── Exercise inputs
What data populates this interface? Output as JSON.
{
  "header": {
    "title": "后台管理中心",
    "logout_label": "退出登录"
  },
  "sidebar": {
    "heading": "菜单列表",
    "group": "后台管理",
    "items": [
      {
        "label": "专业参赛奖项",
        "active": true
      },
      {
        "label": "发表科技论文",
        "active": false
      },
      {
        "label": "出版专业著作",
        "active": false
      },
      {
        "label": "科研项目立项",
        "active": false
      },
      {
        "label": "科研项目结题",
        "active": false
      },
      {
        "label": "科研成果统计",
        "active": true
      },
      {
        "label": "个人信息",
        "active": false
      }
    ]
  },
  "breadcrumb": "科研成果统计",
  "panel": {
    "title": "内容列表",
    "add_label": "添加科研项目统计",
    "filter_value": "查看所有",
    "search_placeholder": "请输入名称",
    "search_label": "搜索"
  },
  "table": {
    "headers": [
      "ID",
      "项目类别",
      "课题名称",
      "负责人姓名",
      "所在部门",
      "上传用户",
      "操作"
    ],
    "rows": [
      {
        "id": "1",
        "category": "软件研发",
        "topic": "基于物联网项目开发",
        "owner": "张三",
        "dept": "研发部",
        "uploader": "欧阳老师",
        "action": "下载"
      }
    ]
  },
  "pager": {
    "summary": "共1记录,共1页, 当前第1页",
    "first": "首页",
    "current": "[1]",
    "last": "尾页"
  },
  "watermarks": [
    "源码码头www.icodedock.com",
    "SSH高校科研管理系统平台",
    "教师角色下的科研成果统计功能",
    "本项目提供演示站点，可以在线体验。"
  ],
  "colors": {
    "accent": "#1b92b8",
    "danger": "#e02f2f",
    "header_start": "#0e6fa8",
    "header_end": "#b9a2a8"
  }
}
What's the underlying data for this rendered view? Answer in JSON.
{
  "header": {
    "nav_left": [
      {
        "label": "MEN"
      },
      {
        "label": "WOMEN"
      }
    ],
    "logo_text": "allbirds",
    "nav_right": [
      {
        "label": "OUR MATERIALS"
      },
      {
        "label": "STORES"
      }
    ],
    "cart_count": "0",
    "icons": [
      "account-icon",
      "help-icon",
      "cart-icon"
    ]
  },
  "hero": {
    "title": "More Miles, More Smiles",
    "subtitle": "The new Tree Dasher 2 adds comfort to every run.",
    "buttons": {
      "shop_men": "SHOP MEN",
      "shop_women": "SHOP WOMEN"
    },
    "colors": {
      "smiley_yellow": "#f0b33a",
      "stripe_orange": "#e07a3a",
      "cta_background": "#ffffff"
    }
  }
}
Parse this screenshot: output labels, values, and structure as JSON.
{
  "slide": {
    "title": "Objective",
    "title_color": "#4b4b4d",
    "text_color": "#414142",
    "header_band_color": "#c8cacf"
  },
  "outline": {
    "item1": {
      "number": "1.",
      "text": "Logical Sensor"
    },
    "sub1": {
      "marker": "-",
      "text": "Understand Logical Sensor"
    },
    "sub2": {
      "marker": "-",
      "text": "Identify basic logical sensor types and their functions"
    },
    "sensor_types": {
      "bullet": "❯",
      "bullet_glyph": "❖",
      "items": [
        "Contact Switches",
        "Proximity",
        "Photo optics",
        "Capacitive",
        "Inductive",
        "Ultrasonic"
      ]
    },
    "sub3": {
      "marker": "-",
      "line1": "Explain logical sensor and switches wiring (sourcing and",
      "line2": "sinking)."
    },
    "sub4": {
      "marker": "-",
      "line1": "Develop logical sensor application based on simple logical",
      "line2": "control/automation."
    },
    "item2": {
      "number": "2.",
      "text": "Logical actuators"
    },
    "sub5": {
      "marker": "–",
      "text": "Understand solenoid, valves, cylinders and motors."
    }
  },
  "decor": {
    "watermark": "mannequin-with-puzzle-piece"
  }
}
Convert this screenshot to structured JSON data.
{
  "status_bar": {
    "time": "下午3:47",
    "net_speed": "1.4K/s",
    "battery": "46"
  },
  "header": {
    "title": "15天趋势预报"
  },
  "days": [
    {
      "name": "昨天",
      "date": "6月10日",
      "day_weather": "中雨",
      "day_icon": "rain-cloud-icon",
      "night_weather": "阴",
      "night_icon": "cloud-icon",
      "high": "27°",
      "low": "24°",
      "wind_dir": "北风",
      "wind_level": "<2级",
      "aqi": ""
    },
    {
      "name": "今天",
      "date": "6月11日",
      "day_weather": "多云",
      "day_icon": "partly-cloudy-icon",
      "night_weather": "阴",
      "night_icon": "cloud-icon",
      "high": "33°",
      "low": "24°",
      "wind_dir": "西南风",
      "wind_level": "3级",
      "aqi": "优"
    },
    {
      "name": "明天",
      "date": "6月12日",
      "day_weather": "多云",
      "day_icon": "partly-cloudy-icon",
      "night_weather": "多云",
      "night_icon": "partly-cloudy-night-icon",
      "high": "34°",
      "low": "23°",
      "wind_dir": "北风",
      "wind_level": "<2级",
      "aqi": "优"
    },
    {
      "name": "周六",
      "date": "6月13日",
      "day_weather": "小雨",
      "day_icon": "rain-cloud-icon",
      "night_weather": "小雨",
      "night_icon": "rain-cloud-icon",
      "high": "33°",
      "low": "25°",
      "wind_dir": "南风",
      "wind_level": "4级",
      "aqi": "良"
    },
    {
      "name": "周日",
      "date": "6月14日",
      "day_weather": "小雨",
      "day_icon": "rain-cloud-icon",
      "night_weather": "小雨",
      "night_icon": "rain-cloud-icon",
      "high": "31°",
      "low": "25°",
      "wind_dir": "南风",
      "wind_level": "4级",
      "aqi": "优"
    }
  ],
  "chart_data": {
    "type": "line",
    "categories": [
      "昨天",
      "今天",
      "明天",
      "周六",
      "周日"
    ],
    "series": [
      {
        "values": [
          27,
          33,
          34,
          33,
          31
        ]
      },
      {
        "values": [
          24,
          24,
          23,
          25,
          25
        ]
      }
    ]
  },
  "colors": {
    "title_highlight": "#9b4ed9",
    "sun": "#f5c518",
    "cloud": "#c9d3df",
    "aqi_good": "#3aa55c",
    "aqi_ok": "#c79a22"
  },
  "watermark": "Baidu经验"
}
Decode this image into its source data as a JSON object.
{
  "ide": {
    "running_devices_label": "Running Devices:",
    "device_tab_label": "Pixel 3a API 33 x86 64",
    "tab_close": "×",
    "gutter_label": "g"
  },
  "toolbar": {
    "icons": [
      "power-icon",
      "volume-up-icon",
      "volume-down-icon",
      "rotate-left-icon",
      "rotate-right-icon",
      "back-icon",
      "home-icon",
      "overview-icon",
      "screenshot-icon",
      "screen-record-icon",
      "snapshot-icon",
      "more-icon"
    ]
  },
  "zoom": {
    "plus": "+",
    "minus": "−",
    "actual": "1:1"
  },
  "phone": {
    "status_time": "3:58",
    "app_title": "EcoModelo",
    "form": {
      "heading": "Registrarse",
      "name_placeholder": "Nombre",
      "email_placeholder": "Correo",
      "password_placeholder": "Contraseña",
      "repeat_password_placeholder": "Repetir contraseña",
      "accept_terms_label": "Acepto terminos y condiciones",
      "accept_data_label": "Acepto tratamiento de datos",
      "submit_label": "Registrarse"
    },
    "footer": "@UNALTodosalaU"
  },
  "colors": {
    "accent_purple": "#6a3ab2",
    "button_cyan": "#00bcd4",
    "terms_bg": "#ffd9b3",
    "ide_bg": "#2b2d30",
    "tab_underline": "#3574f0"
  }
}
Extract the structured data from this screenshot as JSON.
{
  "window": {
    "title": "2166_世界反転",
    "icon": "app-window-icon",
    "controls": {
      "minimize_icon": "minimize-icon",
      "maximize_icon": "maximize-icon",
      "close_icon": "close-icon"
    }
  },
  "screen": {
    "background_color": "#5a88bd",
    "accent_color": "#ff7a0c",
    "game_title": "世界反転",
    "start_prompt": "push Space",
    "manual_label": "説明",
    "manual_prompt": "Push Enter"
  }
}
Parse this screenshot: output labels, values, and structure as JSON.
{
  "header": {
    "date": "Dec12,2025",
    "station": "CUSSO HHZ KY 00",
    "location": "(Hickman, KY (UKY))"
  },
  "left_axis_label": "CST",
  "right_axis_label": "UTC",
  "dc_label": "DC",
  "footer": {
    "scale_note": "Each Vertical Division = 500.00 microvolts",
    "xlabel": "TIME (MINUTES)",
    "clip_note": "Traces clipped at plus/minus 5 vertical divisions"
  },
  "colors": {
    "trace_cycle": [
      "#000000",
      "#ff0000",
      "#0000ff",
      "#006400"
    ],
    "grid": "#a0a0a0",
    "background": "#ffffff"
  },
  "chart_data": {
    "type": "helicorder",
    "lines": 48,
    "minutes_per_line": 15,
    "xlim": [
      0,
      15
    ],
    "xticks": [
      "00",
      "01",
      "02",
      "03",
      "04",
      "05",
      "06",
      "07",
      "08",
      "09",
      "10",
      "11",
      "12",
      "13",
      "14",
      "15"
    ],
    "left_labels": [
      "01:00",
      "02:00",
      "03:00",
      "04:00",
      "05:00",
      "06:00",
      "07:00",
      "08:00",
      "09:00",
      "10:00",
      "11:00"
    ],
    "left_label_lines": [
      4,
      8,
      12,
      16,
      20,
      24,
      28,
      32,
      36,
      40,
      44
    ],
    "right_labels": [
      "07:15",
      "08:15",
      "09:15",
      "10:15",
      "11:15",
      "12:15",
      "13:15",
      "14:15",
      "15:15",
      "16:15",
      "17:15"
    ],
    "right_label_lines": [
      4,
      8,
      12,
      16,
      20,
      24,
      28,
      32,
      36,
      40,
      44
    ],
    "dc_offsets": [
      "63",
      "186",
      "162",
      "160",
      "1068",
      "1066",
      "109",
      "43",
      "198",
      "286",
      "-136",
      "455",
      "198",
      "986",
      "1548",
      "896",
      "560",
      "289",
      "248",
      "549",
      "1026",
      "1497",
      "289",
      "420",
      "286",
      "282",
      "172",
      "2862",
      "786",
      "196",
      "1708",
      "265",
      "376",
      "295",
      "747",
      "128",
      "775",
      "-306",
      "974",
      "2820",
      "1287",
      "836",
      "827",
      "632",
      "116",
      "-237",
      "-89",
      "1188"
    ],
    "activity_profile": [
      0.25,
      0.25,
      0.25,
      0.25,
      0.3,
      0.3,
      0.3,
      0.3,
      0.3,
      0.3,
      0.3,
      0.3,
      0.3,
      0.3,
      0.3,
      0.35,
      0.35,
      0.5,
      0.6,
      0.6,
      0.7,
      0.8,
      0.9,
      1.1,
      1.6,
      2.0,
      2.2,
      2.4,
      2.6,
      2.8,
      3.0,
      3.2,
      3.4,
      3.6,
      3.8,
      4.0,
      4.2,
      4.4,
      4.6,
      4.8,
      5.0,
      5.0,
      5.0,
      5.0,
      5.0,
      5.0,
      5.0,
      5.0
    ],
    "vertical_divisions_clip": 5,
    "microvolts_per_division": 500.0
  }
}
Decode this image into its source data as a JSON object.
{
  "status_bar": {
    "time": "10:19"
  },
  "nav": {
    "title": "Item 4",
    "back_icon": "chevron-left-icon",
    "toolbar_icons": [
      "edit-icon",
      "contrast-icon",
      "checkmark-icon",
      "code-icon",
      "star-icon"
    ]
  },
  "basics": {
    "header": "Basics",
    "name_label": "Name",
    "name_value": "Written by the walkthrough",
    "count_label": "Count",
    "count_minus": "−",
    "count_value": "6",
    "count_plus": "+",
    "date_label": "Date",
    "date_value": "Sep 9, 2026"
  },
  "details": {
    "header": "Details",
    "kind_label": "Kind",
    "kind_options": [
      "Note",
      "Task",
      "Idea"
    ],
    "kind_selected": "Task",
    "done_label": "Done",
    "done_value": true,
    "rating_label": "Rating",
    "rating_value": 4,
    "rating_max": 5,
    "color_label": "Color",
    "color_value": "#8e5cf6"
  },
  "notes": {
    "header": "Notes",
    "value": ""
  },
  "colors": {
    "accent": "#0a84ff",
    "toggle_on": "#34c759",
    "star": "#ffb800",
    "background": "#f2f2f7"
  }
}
────
Filter the listing above by the word "What"; copy each line that passes.

What data populates this interface? Output as JSON.
What's the underlying data for this rendered view? Answer in JSON.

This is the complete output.